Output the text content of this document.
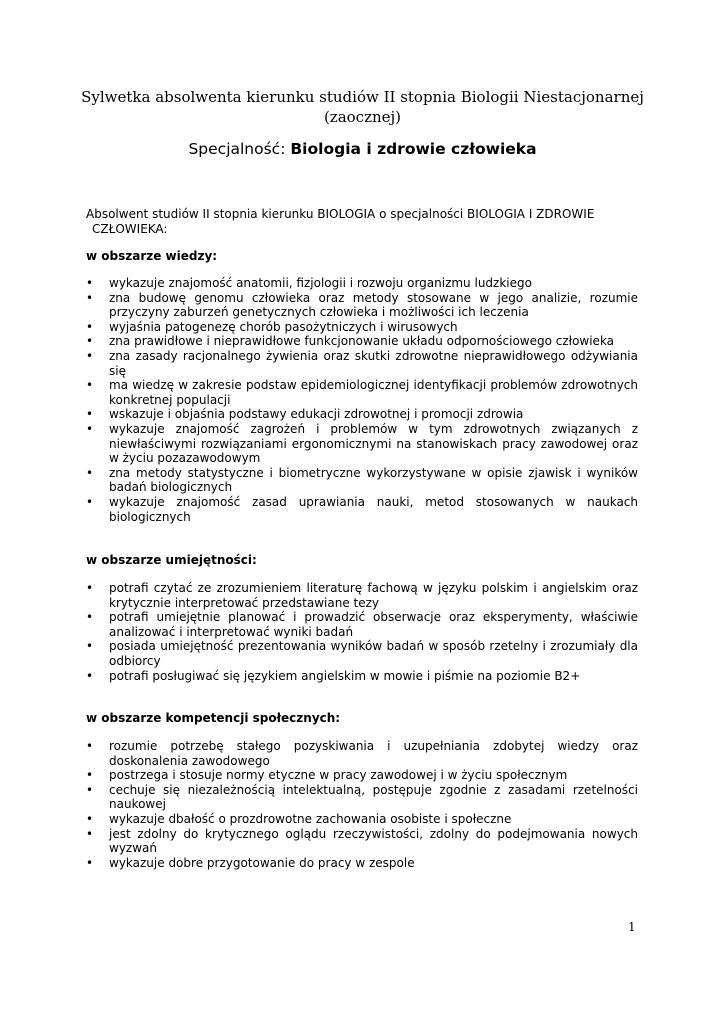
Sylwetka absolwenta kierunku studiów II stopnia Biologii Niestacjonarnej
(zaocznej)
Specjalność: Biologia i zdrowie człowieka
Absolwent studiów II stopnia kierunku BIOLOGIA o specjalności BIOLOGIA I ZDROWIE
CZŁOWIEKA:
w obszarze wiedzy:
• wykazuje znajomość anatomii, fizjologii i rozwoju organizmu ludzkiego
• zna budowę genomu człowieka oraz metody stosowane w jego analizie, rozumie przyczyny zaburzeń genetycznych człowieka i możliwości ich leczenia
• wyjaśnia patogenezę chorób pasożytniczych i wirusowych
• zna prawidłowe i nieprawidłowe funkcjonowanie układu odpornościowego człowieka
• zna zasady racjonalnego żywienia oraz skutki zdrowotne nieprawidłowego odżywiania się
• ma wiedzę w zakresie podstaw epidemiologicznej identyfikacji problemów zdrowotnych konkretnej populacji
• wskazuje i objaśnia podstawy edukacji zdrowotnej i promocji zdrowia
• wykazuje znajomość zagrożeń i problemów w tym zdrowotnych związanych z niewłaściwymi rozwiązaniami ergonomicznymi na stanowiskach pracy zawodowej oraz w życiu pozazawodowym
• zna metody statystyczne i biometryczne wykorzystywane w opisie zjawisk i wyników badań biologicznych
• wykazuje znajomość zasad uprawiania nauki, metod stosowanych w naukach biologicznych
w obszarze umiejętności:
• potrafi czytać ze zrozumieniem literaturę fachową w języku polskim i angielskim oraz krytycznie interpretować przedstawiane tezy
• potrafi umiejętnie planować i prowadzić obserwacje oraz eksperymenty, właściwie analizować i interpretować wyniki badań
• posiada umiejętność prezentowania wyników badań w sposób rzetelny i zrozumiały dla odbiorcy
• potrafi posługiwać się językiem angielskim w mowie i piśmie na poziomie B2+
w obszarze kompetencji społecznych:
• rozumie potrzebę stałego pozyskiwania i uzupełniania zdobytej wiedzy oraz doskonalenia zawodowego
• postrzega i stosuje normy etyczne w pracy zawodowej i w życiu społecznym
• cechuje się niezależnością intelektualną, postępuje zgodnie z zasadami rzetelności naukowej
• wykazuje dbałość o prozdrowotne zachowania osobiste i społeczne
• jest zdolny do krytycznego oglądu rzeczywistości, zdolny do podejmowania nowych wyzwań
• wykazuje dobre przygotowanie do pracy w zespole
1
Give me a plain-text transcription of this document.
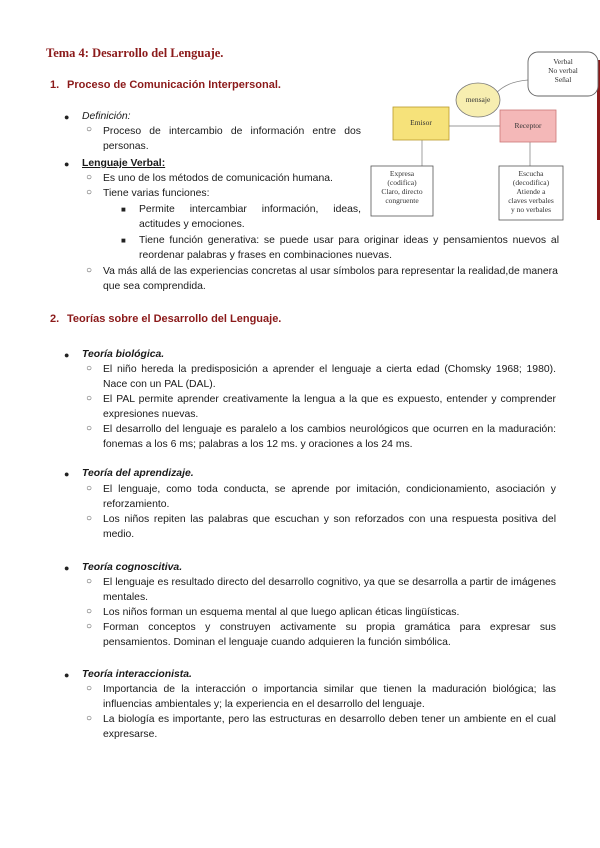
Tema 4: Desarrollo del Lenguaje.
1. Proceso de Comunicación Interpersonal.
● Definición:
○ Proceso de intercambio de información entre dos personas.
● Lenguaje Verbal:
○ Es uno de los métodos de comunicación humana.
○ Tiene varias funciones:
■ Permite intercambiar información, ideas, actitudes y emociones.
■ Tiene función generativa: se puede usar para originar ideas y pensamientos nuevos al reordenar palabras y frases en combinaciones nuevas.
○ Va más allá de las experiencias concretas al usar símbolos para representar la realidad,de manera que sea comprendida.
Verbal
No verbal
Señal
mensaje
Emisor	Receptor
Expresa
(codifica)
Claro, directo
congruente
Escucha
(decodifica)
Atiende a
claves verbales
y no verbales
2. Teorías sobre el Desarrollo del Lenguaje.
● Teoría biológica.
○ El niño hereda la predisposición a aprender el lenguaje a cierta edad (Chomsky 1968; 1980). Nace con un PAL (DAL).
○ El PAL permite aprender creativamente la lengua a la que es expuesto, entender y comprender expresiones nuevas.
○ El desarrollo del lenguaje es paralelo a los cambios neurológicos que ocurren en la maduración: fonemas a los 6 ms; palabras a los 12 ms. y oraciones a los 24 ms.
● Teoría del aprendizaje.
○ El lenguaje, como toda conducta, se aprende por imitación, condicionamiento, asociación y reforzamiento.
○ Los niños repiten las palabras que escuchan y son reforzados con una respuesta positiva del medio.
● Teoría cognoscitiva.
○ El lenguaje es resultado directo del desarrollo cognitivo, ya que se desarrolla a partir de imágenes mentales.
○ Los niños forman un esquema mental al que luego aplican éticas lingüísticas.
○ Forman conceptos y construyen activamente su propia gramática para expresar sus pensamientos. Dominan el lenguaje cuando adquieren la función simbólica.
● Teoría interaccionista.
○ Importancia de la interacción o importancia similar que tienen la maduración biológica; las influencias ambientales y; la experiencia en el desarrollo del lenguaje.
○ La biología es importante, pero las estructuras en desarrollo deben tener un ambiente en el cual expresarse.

...

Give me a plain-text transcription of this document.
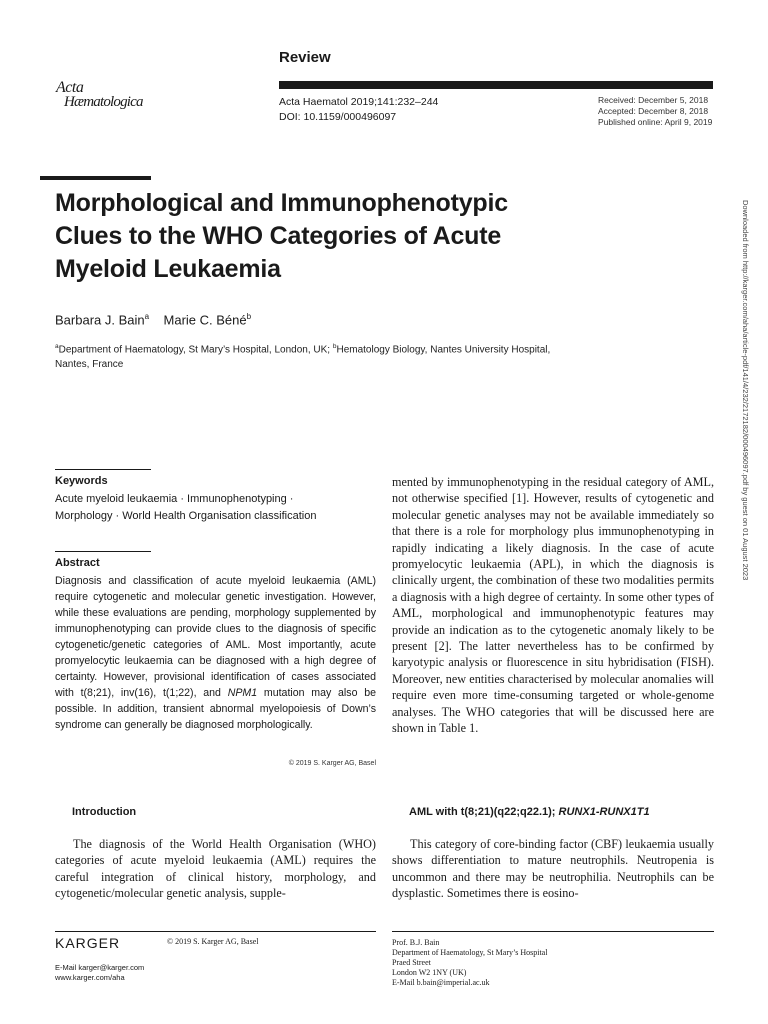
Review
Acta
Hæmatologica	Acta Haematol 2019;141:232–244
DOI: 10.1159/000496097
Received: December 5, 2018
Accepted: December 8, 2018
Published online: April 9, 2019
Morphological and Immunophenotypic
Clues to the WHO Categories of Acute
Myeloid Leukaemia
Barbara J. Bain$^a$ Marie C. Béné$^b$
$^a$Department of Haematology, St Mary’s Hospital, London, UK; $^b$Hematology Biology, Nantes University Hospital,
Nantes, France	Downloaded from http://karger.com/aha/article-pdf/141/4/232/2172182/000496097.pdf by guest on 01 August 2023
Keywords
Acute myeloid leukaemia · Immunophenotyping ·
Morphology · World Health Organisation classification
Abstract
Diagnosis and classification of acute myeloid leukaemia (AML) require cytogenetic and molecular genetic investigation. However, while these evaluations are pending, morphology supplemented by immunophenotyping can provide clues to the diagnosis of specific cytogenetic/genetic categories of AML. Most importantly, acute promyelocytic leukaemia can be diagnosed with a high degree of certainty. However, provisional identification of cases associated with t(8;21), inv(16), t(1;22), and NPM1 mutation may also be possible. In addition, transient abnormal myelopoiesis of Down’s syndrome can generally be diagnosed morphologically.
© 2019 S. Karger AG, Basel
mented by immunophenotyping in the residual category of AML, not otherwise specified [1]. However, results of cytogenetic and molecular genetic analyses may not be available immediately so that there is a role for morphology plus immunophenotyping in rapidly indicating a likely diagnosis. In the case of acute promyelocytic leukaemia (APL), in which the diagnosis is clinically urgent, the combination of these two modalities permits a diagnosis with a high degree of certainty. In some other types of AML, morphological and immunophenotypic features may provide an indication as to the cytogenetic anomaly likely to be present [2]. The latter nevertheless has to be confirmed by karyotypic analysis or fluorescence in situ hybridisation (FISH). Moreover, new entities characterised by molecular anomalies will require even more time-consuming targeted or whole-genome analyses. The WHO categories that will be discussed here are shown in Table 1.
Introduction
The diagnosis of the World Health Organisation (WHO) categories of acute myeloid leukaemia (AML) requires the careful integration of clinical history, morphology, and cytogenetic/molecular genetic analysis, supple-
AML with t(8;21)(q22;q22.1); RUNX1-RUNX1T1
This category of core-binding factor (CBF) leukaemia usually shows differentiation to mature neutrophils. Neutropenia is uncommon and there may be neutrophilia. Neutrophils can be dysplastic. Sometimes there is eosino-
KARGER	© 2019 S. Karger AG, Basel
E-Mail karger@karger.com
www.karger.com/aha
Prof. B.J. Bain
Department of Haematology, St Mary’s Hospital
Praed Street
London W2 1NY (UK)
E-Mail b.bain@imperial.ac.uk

◆ **What the task asks**
Show me every line of the entries above that holds "życiu".

◆ **Task solution**
• wykazuje znajomość zagrożeń i problemów w tym zdrowotnych związanych z niewłaściwymi rozwiązaniami ergonomicznymi na stanowiskach pracy zawodowej oraz w życiu pozazawodowym
• postrzega i stosuje normy etyczne w pracy zawodowej i w życiu społecznym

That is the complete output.